* Material for the task *
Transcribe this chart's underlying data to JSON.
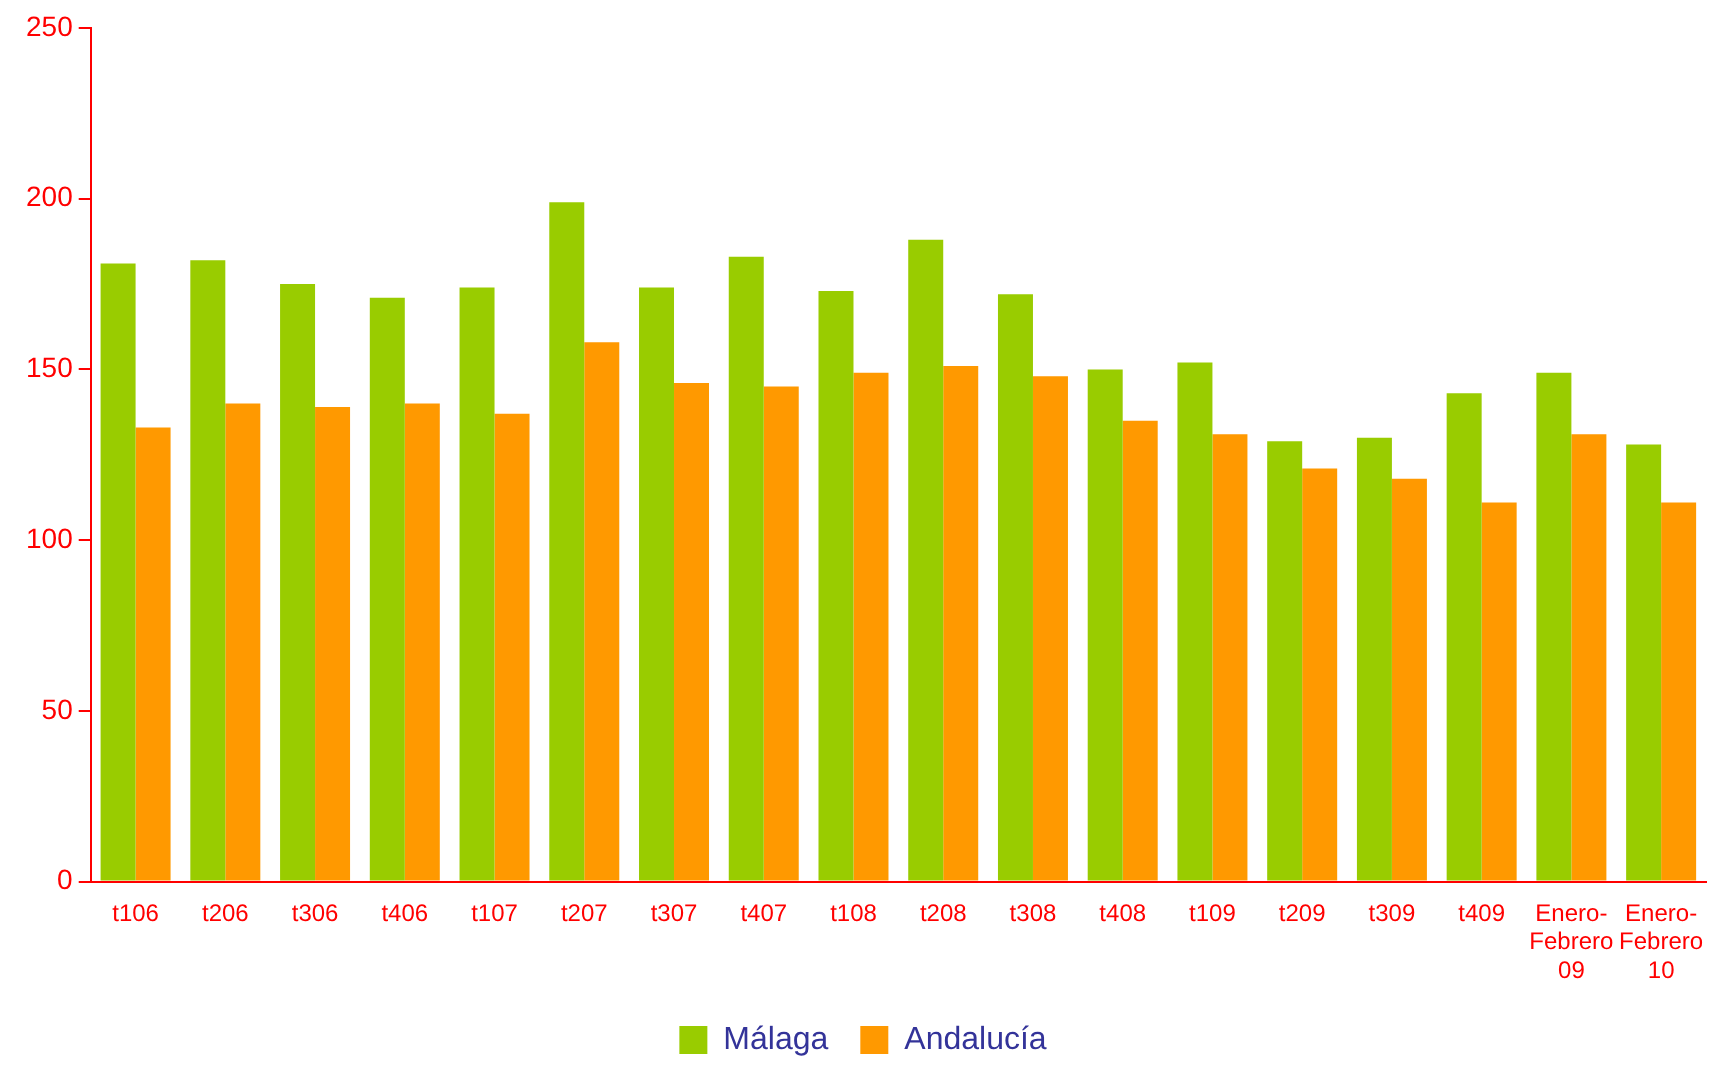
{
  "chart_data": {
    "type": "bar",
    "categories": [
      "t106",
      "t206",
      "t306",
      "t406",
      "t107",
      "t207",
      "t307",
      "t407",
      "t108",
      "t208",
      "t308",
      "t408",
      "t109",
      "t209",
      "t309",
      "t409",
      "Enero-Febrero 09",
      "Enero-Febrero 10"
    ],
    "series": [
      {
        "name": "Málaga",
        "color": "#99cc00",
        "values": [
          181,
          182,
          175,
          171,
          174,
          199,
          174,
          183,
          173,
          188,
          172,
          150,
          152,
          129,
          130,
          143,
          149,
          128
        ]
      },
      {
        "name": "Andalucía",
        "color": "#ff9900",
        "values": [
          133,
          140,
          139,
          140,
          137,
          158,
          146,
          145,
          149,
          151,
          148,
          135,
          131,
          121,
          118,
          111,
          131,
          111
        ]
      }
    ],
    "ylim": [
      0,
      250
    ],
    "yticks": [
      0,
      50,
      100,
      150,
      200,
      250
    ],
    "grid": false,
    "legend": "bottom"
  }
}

* The request *
Print all the records again exactly; do not include any picture.

* The result *
Transcribe this chart's underlying data to JSON.
{
  "chart_data": {
    "type": "bar",
    "categories": [
      "t106",
      "t206",
      "t306",
      "t406",
      "t107",
      "t207",
      "t307",
      "t407",
      "t108",
      "t208",
      "t308",
      "t408",
      "t109",
      "t209",
      "t309",
      "t409",
      "Enero-Febrero 09",
      "Enero-Febrero 10"
    ],
    "series": [
      {
        "name": "Málaga",
        "color": "#99cc00",
        "values": [
          181,
          182,
          175,
          171,
          174,
          199,
          174,
          183,
          173,
          188,
          172,
          150,
          152,
          129,
          130,
          143,
          149,
          128
        ]
      },
      {
        "name": "Andalucía",
        "color": "#ff9900",
        "values": [
          133,
          140,
          139,
          140,
          137,
          158,
          146,
          145,
          149,
          151,
          148,
          135,
          131,
          121,
          118,
          111,
          131,
          111
        ]
      }
    ],
    "ylim": [
      0,
      250
    ],
    "yticks": [
      0,
      50,
      100,
      150,
      200,
      250
    ],
    "grid": false,
    "legend": "bottom"
  }
}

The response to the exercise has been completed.